§ Do this:
Write the material out again in full, word for word. Do not include the pictures.

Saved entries
[BEGIN]
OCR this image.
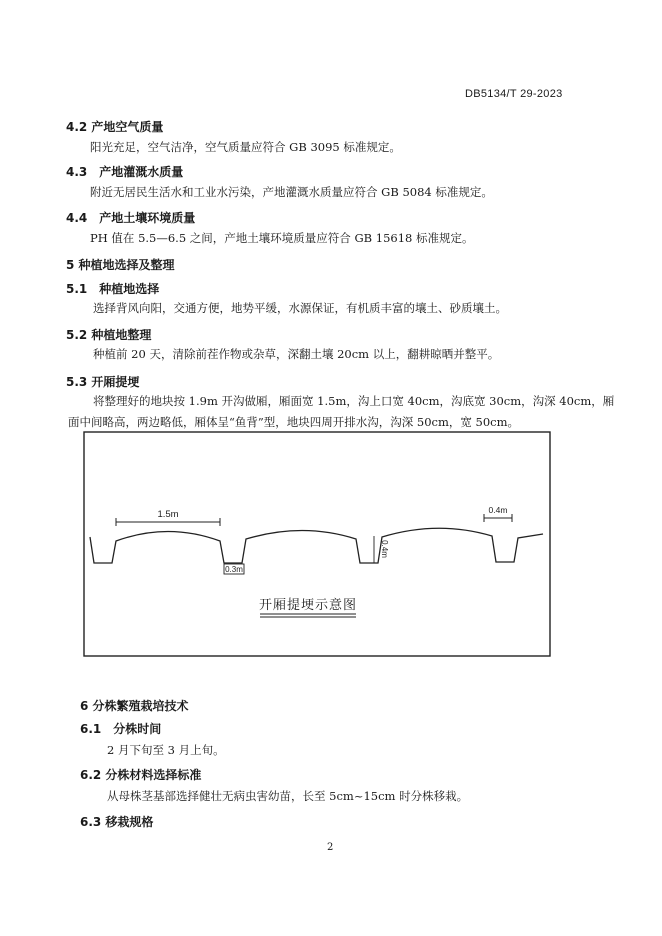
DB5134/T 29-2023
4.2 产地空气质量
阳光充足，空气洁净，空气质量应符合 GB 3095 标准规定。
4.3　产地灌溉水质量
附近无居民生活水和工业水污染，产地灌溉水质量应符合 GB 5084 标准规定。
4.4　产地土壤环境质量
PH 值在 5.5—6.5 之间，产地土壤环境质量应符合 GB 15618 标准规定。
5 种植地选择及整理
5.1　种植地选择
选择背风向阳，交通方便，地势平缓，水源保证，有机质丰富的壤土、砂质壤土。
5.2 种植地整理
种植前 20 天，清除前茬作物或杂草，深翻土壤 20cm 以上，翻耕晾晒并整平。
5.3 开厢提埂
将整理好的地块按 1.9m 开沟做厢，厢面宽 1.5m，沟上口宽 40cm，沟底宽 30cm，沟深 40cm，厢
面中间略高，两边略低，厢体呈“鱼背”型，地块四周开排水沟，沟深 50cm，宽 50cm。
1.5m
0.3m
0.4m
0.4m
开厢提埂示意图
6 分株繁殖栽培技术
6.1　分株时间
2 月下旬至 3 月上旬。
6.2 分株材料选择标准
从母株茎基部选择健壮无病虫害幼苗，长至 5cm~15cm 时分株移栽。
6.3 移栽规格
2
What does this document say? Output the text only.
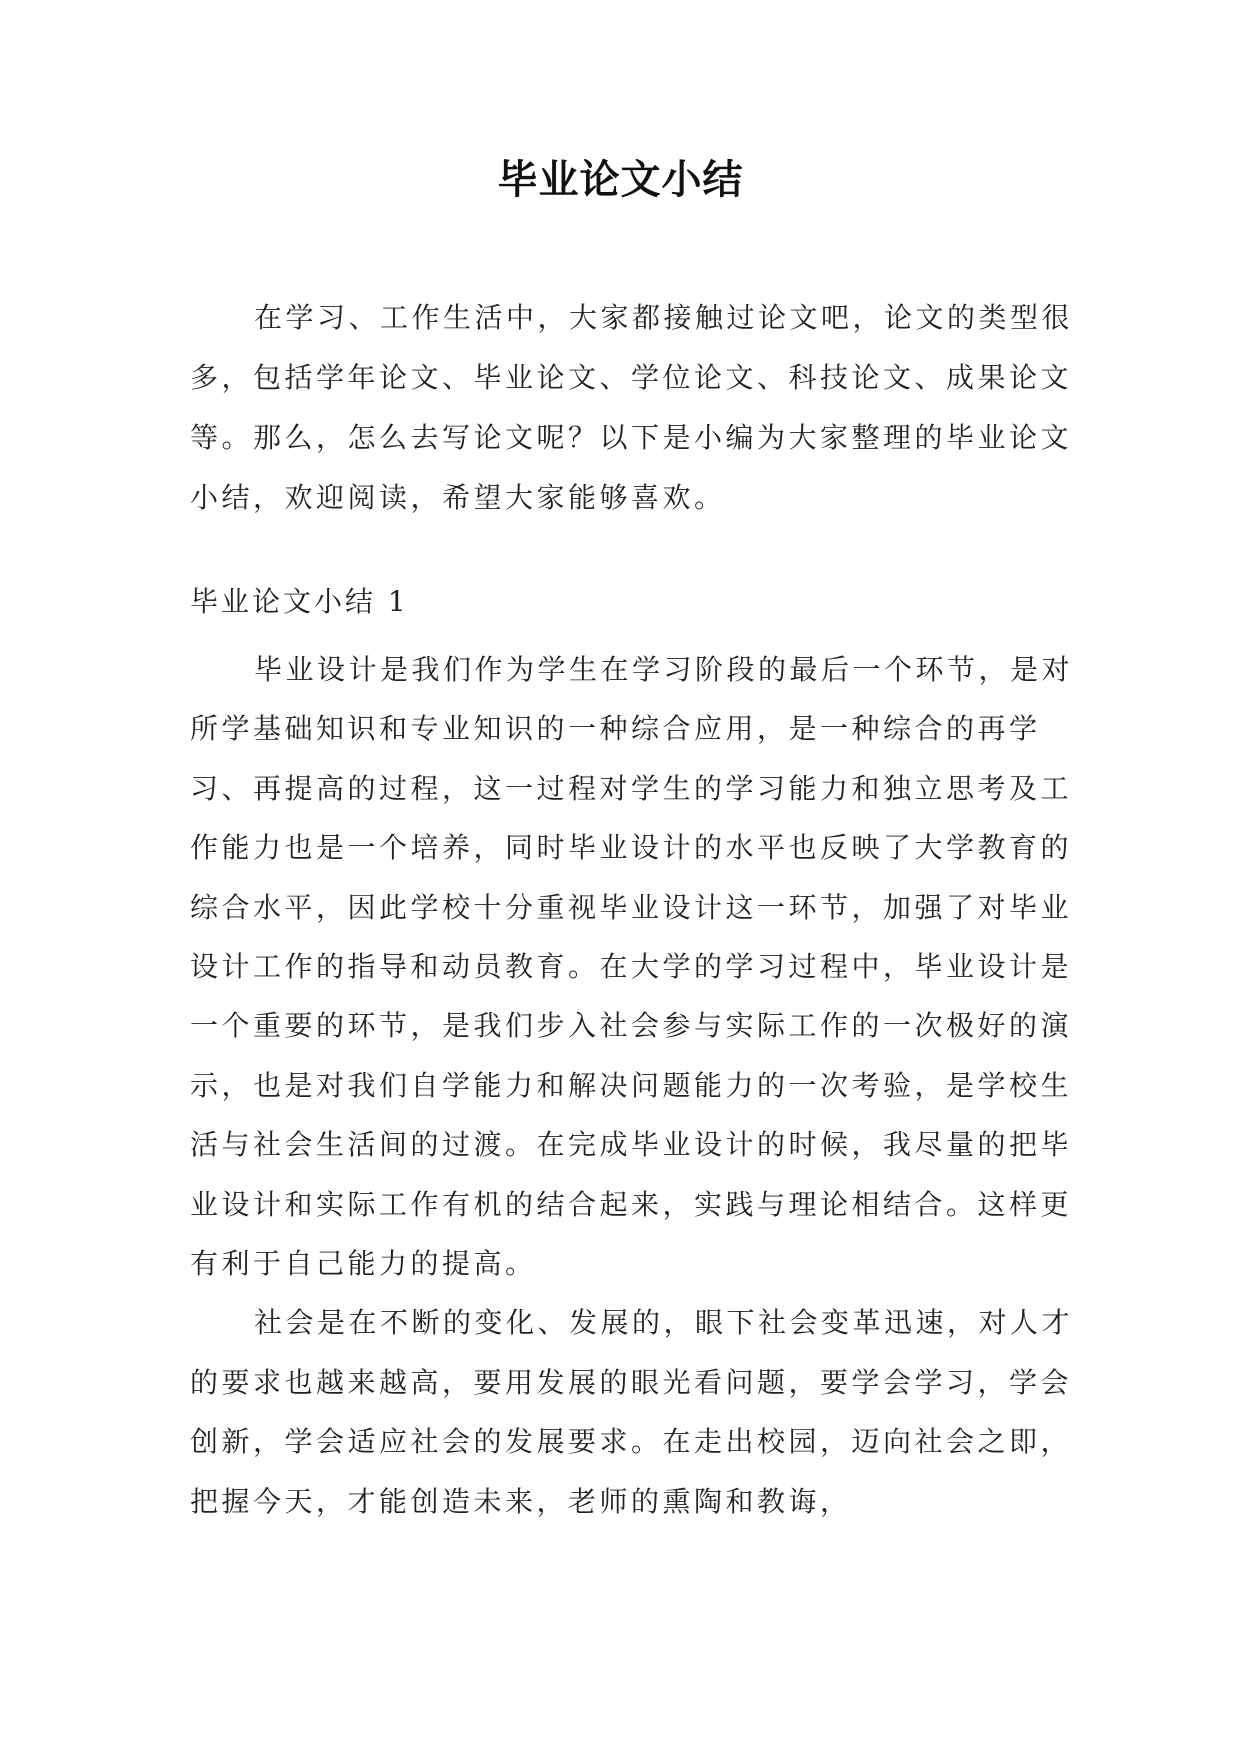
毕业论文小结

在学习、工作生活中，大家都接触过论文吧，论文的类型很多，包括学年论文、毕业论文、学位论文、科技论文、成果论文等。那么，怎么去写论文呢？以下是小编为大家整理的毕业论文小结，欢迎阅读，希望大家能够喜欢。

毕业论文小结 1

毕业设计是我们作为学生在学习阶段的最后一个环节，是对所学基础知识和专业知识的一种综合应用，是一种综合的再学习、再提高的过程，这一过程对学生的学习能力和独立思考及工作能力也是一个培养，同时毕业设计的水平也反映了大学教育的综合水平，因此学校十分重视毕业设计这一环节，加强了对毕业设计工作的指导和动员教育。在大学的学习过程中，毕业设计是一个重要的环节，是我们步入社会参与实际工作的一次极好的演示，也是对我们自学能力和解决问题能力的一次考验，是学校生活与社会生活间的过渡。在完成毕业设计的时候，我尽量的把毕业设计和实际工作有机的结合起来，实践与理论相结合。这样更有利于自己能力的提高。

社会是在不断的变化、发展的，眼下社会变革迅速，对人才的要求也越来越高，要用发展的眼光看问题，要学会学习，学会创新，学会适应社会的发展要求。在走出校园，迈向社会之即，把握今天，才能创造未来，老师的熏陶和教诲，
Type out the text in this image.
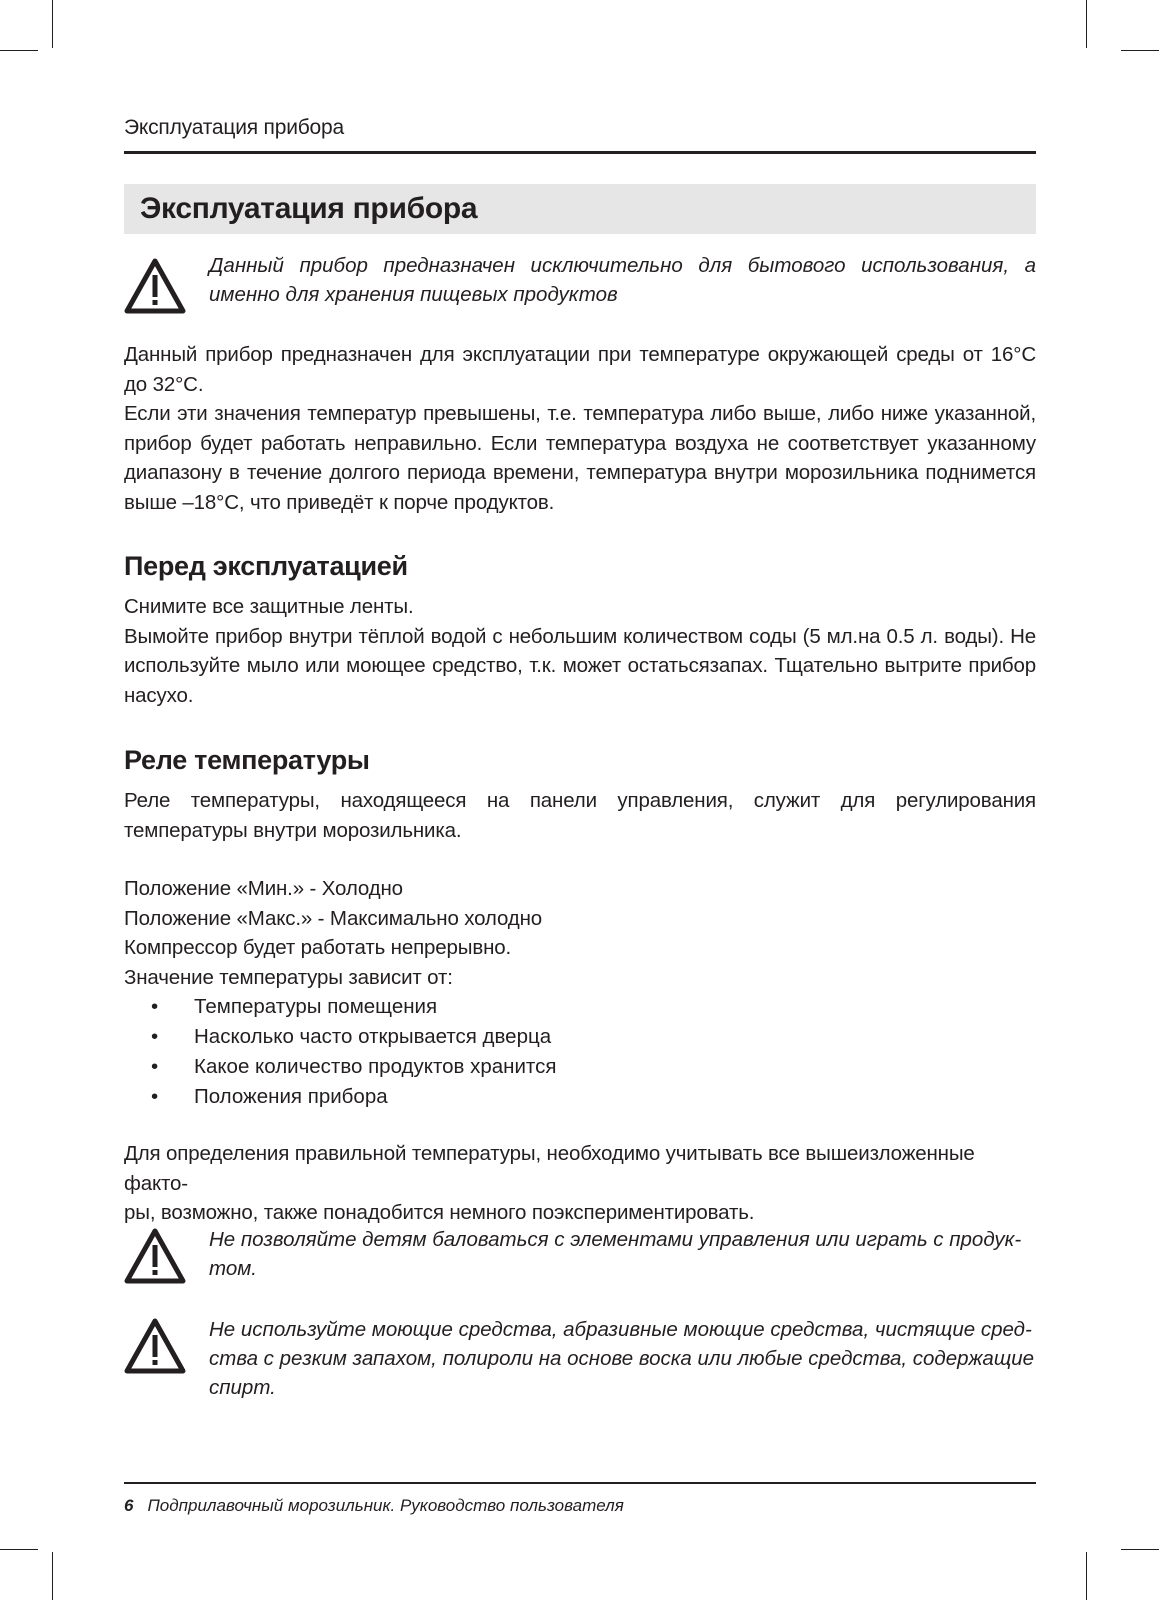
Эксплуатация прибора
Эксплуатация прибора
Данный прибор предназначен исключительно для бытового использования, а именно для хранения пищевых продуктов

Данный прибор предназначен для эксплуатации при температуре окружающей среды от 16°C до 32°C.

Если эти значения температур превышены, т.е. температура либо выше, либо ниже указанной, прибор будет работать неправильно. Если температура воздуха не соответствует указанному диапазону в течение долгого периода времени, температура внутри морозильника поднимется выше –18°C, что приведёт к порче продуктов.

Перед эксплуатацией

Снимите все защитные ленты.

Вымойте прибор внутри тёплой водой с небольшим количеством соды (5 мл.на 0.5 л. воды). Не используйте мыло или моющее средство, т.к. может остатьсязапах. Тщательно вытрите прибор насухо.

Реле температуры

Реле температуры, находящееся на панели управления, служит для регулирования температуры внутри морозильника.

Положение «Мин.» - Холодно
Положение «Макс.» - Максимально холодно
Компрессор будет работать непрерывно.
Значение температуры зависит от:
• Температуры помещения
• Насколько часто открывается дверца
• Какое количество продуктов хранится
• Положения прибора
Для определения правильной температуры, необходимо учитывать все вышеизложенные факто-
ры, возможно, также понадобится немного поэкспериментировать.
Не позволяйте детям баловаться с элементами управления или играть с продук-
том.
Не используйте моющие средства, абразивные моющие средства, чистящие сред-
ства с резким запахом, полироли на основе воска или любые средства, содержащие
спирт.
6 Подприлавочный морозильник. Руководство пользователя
[END]
§ Reply:
OCR this image.
DB5134/T 29-2023
4.2 产地空气质量
阳光充足，空气洁净，空气质量应符合 GB 3095 标准规定。
4.3　产地灌溉水质量
附近无居民生活水和工业水污染，产地灌溉水质量应符合 GB 5084 标准规定。
4.4　产地土壤环境质量
PH 值在 5.5—6.5 之间，产地土壤环境质量应符合 GB 15618 标准规定。
5 种植地选择及整理
5.1　种植地选择
选择背风向阳，交通方便，地势平缓，水源保证，有机质丰富的壤土、砂质壤土。
5.2 种植地整理
种植前 20 天，清除前茬作物或杂草，深翻土壤 20cm 以上，翻耕晾晒并整平。
5.3 开厢提埂
将整理好的地块按 1.9m 开沟做厢，厢面宽 1.5m，沟上口宽 40cm，沟底宽 30cm，沟深 40cm，厢
面中间略高，两边略低，厢体呈“鱼背”型，地块四周开排水沟，沟深 50cm，宽 50cm。
1.5m
0.3m
0.4m
0.4m
开厢提埂示意图
6 分株繁殖栽培技术
6.1　分株时间
2 月下旬至 3 月上旬。
6.2 分株材料选择标准
从母株茎基部选择健壮无病虫害幼苗，长至 5cm~15cm 时分株移栽。
6.3 移栽规格
2
What does this document say? Output the text only.
毕业论文小结

在学习、工作生活中，大家都接触过论文吧，论文的类型很多，包括学年论文、毕业论文、学位论文、科技论文、成果论文等。那么，怎么去写论文呢？以下是小编为大家整理的毕业论文小结，欢迎阅读，希望大家能够喜欢。

毕业论文小结 1

毕业设计是我们作为学生在学习阶段的最后一个环节，是对所学基础知识和专业知识的一种综合应用，是一种综合的再学习、再提高的过程，这一过程对学生的学习能力和独立思考及工作能力也是一个培养，同时毕业设计的水平也反映了大学教育的综合水平，因此学校十分重视毕业设计这一环节，加强了对毕业设计工作的指导和动员教育。在大学的学习过程中，毕业设计是一个重要的环节，是我们步入社会参与实际工作的一次极好的演示，也是对我们自学能力和解决问题能力的一次考验，是学校生活与社会生活间的过渡。在完成毕业设计的时候，我尽量的把毕业设计和实际工作有机的结合起来，实践与理论相结合。这样更有利于自己能力的提高。

社会是在不断的变化、发展的，眼下社会变革迅速，对人才的要求也越来越高，要用发展的眼光看问题，要学会学习，学会创新，学会适应社会的发展要求。在走出校园，迈向社会之即，把握今天，才能创造未来，老师的熏陶和教诲，
Type out the text in this image.
Эксплуатация прибора
Эксплуатация прибора
Данный прибор предназначен исключительно для бытового использования, а именно для хранения пищевых продуктов

Данный прибор предназначен для эксплуатации при температуре окружающей среды от 16°C до 32°C.

Если эти значения температур превышены, т.е. температура либо выше, либо ниже указанной, прибор будет работать неправильно. Если температура воздуха не соответствует указанному диапазону в течение долгого периода времени, температура внутри морозильника поднимется выше –18°C, что приведёт к порче продуктов.

Перед эксплуатацией

Снимите все защитные ленты.

Вымойте прибор внутри тёплой водой с небольшим количеством соды (5 мл.на 0.5 л. воды). Не используйте мыло или моющее средство, т.к. может остатьсязапах. Тщательно вытрите прибор насухо.

Реле температуры

Реле температуры, находящееся на панели управления, служит для регулирования температуры внутри морозильника.

Положение «Мин.» - Холодно
Положение «Макс.» - Максимально холодно
Компрессор будет работать непрерывно.
Значение температуры зависит от:
• Температуры помещения
• Насколько часто открывается дверца
• Какое количество продуктов хранится
• Положения прибора
Для определения правильной температуры, необходимо учитывать все вышеизложенные факто-
ры, возможно, также понадобится немного поэкспериментировать.
Не позволяйте детям баловаться с элементами управления или играть с продук-
том.
Не используйте моющие средства, абразивные моющие средства, чистящие сред-
ства с резким запахом, полироли на основе воска или любые средства, содержащие
спирт.
6 Подприлавочный морозильник. Руководство пользователя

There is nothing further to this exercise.